◆ Records for processing
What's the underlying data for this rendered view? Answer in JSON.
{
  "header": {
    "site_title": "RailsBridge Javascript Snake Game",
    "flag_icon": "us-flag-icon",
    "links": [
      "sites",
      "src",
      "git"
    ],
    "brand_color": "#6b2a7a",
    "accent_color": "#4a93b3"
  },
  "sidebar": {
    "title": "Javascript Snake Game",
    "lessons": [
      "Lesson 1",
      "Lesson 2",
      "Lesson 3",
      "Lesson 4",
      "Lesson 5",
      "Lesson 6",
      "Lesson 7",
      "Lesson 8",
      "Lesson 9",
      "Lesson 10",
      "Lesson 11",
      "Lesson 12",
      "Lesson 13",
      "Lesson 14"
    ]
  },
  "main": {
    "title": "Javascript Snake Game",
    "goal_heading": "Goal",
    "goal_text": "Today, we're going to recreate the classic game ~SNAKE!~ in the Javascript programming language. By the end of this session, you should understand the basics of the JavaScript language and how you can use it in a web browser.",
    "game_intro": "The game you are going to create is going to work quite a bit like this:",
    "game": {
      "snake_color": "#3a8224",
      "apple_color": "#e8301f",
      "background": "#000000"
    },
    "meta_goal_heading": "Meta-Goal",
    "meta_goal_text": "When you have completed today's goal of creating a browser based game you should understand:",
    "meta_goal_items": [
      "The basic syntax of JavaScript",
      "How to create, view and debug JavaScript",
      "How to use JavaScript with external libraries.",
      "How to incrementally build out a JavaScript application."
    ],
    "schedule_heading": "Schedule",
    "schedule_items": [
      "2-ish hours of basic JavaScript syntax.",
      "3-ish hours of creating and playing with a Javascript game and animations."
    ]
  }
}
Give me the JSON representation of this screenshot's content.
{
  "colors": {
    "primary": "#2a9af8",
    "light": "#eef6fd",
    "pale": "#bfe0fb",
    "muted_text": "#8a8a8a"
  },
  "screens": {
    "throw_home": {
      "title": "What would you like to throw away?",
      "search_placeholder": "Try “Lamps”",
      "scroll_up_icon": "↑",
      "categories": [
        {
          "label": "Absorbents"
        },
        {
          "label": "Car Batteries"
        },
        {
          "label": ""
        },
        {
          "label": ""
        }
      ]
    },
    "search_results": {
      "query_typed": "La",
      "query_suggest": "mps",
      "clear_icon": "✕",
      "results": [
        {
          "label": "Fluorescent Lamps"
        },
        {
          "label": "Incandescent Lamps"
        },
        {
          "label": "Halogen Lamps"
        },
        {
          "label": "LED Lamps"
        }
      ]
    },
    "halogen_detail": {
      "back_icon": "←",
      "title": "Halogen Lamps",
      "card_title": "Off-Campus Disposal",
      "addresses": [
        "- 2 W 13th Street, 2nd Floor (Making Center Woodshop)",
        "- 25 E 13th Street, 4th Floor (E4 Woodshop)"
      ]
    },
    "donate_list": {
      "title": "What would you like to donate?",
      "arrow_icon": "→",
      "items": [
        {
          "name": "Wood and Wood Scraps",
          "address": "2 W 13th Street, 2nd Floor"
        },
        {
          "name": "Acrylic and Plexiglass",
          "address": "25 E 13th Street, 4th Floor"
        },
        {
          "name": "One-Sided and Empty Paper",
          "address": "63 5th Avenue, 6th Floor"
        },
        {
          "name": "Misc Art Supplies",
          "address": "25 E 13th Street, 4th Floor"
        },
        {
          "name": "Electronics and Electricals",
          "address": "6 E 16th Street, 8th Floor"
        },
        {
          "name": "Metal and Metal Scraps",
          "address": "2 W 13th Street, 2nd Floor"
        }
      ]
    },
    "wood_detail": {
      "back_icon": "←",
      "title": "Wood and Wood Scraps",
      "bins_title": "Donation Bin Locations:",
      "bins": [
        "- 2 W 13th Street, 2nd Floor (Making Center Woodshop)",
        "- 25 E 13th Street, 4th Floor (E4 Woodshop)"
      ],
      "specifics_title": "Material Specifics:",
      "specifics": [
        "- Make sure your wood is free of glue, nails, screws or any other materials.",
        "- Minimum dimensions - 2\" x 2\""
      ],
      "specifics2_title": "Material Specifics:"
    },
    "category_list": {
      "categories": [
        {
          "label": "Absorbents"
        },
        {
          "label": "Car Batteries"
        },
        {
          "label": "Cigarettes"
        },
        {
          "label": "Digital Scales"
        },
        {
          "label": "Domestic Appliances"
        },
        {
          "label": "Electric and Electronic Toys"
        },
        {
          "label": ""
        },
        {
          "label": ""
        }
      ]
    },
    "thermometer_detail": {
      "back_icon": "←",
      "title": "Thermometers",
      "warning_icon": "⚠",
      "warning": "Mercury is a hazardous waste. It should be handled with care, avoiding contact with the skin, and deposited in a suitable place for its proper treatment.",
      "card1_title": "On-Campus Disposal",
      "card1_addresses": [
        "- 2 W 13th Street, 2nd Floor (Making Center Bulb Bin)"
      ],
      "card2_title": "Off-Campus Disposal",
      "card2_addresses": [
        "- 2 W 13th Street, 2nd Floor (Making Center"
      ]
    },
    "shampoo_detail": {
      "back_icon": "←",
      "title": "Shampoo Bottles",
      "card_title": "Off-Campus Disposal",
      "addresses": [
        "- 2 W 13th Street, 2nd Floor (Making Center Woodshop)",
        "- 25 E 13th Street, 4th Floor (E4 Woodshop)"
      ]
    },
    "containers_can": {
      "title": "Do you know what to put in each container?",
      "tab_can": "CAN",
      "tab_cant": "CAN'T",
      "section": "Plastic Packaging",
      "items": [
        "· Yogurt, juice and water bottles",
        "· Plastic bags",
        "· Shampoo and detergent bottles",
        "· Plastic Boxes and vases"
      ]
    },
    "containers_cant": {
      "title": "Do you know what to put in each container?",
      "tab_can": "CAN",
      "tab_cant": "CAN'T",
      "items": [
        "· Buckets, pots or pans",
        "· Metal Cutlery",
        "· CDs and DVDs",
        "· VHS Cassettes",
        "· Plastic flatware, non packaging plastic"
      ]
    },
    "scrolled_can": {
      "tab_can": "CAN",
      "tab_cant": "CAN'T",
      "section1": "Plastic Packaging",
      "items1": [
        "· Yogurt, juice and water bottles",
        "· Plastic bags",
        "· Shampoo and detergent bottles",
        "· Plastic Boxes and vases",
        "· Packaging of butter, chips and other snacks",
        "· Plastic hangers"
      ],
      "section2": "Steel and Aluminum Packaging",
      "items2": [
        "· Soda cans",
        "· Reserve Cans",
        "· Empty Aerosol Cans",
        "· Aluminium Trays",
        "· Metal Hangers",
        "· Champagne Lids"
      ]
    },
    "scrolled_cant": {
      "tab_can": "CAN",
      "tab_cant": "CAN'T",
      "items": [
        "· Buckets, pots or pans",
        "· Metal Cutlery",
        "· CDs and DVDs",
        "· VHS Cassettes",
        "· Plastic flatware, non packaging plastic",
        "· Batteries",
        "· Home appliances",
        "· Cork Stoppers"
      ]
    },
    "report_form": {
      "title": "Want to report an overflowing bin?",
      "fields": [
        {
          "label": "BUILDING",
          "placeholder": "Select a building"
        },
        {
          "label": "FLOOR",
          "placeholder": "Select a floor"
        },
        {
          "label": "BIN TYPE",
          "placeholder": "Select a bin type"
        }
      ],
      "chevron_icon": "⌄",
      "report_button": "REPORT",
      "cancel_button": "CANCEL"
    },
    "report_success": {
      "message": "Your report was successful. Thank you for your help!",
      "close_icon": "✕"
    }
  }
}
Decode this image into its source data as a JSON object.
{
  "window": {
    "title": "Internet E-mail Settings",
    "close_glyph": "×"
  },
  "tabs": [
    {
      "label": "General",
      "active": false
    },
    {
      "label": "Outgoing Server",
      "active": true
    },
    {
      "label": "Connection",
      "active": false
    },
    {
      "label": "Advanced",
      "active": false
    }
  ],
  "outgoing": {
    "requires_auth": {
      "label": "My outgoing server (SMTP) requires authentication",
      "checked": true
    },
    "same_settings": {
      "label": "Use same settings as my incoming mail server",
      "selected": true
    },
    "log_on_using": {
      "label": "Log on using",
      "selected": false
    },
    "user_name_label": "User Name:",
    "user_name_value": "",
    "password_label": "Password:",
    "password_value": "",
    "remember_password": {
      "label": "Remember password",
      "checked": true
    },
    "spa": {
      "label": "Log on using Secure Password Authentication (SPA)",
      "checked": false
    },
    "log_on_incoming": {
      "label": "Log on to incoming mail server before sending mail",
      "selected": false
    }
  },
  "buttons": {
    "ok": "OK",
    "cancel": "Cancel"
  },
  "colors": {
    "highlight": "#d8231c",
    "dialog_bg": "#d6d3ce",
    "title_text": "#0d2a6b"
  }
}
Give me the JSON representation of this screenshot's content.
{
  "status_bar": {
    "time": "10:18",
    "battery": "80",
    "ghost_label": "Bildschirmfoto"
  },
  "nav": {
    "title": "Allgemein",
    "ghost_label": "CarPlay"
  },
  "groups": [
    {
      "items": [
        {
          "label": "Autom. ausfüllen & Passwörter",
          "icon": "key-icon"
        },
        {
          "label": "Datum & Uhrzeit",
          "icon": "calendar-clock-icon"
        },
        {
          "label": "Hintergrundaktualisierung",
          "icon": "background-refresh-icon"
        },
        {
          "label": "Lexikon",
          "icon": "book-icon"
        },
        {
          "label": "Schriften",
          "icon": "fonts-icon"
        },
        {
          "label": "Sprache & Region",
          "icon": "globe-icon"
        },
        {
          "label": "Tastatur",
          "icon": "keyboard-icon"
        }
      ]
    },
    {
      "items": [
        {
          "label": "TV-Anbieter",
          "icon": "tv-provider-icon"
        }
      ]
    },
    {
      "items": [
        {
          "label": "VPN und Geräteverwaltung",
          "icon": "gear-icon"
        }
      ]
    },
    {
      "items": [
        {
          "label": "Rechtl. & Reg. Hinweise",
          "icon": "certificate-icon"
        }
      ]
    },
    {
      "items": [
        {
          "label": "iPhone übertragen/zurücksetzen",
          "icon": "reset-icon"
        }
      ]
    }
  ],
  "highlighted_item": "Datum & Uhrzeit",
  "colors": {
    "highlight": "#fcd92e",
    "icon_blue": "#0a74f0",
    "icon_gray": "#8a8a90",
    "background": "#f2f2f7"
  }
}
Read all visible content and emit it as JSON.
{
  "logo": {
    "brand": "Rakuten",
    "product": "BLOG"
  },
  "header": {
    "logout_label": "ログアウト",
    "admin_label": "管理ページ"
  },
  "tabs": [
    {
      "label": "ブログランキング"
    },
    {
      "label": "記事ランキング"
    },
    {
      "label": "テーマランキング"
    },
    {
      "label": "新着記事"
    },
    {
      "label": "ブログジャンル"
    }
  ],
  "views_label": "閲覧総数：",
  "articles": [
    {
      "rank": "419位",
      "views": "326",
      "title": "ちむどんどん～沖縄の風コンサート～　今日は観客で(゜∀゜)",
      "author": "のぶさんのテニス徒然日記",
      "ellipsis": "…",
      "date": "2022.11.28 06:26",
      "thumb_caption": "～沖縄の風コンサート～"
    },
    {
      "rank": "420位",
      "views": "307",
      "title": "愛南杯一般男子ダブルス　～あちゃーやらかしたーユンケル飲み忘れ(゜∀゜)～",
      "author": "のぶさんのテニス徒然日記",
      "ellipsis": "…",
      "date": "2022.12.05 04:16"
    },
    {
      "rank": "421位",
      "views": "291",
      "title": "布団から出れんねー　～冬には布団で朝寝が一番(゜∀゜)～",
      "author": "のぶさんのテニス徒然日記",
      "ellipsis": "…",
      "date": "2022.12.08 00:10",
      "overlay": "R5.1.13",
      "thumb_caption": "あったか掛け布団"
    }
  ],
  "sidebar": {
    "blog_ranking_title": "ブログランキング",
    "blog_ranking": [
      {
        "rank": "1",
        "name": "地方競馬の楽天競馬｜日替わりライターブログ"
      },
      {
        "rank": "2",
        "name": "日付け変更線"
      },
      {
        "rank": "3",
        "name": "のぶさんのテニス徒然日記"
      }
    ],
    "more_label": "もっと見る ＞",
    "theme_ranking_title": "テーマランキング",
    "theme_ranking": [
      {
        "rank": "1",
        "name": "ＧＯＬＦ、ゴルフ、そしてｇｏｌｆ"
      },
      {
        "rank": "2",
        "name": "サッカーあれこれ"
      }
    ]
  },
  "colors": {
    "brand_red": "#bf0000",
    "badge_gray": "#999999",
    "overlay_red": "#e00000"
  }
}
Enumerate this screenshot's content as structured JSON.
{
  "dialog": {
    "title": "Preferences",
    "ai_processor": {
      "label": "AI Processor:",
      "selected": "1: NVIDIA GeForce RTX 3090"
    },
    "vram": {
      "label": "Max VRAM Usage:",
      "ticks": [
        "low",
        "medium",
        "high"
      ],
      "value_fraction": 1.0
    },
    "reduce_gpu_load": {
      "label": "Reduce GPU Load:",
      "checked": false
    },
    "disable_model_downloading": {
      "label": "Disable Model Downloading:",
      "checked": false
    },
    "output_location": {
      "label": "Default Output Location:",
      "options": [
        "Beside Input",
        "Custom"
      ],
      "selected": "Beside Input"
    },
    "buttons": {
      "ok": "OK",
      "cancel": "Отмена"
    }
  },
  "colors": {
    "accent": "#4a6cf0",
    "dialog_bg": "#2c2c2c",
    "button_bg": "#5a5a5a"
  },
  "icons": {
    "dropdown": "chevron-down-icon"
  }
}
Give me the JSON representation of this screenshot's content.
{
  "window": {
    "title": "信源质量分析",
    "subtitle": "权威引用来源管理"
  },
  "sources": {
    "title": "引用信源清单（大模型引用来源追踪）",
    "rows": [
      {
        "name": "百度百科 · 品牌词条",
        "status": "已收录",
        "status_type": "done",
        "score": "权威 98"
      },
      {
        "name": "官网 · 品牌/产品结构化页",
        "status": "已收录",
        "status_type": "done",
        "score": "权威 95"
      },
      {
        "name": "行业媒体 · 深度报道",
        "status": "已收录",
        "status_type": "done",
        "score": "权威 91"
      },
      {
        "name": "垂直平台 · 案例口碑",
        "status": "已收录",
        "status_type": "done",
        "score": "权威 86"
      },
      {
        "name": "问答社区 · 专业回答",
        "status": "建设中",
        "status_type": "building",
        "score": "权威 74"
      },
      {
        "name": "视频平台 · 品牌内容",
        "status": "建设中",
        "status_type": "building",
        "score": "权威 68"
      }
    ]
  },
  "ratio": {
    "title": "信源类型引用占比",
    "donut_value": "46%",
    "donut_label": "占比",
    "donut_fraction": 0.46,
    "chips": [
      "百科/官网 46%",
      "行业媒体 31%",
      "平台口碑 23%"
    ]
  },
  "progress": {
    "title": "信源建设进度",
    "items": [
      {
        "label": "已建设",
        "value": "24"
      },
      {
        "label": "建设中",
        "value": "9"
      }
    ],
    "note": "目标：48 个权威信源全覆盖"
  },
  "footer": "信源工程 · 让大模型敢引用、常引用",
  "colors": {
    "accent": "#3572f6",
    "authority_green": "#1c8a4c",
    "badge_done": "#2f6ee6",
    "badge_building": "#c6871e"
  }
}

◆ Your task
Lines holding the word "Datum" in the entries above are the ones to pull out. Copy them all.

◆ Solution to this problem
          "label": "Datum & Uhrzeit",
  "highlighted_item": "Datum & Uhrzeit",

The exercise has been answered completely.